取り組む課題 »
下にある、植田由貴子氏と有限会社ユースを紹介する文章を、最後の文の後から書き継いでください。

提示文 »
目指すのは、クライアントにとって必要不可欠な存在になること。
植田 由貴子氏:(有)ユース

植田氏

グラフィックデザインやムービー制作、動画や音声でより高い訴求効果を発揮するデジタルサイネージなど、幅広い媒体での広告制作を行う有限会社ユース。フリーのデザイナーとして2004年に独立して以来、「いろんな可能性に挑戦したい」との姿勢を貫く代表の植田由貴子氏。そのスタンスは2010年に法人化、中国企業とパートナーシップを組み、拡大路線を歩み始めてからも変わることがない。
根底にあるのは、旺盛なチャレンジ精神と“機”を逃さない柔軟性。
風に揺れる柳のように、環境にしなやかに順応しながら、新緑を芽吹き続けるその生き方、これからを伺った。

データ項目 »
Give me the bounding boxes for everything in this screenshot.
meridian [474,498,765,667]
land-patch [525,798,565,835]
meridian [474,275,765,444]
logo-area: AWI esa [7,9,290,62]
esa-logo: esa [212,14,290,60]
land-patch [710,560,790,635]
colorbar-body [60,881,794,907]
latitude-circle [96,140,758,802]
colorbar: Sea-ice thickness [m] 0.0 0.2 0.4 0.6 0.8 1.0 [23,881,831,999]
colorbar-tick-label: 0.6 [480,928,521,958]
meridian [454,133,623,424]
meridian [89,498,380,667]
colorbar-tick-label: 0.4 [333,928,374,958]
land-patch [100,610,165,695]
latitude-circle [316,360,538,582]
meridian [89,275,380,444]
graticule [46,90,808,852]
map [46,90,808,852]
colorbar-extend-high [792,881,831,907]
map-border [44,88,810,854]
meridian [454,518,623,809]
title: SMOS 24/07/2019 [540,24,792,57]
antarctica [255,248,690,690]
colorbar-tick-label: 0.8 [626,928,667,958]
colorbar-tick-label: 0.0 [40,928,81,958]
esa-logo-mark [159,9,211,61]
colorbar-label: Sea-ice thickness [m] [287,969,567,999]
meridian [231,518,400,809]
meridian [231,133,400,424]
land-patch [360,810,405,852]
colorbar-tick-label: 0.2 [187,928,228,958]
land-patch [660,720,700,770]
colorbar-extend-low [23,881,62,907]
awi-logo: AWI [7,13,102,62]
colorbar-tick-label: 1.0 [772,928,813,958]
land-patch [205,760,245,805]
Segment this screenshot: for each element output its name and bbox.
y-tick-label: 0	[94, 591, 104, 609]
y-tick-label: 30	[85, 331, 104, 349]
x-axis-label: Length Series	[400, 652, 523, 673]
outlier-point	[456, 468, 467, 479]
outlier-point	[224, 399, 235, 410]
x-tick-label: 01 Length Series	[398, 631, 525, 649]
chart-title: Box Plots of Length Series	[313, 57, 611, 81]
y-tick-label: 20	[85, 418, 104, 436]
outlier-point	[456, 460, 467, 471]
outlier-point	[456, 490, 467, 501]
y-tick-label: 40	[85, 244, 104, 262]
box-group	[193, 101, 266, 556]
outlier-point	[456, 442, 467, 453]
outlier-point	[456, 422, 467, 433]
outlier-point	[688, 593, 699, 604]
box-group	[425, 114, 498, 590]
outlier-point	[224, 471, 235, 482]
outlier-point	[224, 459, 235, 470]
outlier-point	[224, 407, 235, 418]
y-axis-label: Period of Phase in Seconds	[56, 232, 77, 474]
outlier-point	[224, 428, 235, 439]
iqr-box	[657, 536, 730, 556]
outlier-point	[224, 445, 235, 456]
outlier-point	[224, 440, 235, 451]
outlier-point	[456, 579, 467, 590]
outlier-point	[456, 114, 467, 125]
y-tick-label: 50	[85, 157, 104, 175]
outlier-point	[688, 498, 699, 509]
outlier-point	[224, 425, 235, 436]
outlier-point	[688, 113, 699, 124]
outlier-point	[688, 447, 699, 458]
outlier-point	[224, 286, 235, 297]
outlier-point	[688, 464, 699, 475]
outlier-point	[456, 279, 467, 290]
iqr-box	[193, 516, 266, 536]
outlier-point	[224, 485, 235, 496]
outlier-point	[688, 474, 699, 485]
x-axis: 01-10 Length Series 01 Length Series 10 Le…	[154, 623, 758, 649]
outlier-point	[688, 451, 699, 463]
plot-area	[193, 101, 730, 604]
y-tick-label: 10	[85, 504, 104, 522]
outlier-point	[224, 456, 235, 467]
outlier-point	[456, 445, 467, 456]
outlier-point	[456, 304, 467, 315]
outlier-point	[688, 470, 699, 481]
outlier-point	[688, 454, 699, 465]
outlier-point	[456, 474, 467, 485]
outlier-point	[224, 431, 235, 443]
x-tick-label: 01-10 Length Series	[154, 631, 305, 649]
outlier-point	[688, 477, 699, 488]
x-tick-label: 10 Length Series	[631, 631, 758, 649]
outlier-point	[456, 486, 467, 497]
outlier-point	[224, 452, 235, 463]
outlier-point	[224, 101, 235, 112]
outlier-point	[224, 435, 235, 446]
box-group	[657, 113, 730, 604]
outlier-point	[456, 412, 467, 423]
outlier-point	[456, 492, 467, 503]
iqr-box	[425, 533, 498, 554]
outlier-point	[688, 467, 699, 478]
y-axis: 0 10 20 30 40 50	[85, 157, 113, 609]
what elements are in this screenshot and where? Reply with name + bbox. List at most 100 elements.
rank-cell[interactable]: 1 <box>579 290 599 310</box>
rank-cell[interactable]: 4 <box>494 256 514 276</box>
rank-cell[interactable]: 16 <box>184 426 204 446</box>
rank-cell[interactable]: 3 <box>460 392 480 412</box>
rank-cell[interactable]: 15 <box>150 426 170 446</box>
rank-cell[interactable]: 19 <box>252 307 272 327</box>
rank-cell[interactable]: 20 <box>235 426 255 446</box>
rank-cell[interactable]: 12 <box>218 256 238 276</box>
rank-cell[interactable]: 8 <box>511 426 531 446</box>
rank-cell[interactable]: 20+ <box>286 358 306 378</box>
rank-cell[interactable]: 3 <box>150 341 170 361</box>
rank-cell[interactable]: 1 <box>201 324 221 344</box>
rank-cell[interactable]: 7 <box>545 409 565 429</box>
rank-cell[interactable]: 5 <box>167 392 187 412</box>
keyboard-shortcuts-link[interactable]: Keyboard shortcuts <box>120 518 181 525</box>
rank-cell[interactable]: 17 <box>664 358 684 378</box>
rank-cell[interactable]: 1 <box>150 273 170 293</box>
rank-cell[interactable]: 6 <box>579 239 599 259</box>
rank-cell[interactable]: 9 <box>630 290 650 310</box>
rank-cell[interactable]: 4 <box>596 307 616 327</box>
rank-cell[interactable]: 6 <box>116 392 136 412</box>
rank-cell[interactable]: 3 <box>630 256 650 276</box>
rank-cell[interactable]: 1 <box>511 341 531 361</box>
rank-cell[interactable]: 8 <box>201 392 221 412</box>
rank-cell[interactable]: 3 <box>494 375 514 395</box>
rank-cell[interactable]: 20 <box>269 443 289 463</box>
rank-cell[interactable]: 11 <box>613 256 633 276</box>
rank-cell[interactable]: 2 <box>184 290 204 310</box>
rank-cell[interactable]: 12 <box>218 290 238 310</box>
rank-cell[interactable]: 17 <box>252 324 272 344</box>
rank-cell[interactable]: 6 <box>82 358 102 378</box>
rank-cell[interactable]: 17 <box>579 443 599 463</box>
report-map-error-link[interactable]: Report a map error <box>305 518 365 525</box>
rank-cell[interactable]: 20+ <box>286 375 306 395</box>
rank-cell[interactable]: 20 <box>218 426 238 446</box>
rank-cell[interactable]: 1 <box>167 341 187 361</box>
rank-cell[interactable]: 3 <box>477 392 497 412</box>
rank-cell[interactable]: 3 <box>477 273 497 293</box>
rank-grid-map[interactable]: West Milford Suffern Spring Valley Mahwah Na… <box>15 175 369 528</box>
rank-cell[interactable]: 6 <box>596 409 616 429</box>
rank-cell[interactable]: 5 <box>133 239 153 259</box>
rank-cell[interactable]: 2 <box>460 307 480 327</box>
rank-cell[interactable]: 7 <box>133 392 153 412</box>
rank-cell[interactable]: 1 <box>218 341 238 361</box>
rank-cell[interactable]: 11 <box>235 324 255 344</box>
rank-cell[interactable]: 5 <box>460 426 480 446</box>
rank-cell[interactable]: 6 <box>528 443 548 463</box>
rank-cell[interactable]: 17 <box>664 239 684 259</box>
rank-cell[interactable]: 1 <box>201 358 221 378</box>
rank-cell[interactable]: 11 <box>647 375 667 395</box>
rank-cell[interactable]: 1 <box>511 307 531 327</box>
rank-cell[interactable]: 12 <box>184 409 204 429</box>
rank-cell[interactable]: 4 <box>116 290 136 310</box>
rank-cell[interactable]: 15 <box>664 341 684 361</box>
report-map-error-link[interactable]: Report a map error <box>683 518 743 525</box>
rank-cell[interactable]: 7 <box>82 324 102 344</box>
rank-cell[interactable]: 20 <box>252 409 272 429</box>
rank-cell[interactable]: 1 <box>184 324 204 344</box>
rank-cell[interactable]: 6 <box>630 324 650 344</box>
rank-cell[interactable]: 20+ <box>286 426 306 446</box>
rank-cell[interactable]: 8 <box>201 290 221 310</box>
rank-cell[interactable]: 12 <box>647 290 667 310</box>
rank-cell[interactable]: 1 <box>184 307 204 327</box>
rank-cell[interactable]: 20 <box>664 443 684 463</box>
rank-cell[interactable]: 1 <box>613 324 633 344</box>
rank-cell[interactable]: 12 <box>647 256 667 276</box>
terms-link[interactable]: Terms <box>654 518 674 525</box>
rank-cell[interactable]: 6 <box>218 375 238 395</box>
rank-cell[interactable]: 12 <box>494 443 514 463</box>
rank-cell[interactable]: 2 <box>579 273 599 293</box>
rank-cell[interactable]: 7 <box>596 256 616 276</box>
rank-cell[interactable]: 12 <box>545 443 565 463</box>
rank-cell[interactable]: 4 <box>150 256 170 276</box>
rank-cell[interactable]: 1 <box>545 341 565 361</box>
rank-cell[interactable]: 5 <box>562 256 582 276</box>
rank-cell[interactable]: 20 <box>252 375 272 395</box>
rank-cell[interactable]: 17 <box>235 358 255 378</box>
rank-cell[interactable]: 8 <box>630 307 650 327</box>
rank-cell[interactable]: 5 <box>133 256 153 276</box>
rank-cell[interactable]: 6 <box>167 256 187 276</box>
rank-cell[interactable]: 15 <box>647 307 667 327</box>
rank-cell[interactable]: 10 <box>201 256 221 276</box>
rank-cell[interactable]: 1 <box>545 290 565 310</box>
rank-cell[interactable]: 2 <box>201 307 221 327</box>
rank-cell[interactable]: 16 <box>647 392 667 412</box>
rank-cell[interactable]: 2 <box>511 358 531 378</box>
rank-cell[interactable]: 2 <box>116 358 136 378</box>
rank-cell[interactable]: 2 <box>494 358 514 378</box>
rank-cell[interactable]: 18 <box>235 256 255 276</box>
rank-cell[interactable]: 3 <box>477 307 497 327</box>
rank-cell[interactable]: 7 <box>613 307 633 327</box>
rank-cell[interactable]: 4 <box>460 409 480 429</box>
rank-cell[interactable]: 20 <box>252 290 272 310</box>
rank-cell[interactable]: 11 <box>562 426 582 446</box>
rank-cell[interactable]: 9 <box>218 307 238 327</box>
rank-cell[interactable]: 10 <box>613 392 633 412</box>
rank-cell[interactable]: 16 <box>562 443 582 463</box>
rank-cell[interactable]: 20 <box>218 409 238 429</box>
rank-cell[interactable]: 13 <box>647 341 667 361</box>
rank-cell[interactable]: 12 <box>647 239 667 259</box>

出力結果 »
「何かしなければ」の思いで巡りあわせたチャンス

絵を描くことが好きで、高校はデザイン科に進学。机上の勉強より、デザインすることが楽しかった学生時代を過ごす。しかし、芸術大学や専門学校への進学は両親の意向で断念。
「当時、私のあまりに漠然としていた目的意識を両親は悟っていたのだと思います。」
進学して学生生活を謳歌する同級生を横目に、デザインとはまったく関係のない製造業の会社に就職した。自分の望まない状況を不本意に感じながら、「日々のなかで悶々と、とにかく現状を変えたい、自分のやりたいことに挑戦したいと思いは募るばかり…。でもそれが何なのかわからないまま、社会人として1年目を過ごしました」と植田氏は当時を振り返る。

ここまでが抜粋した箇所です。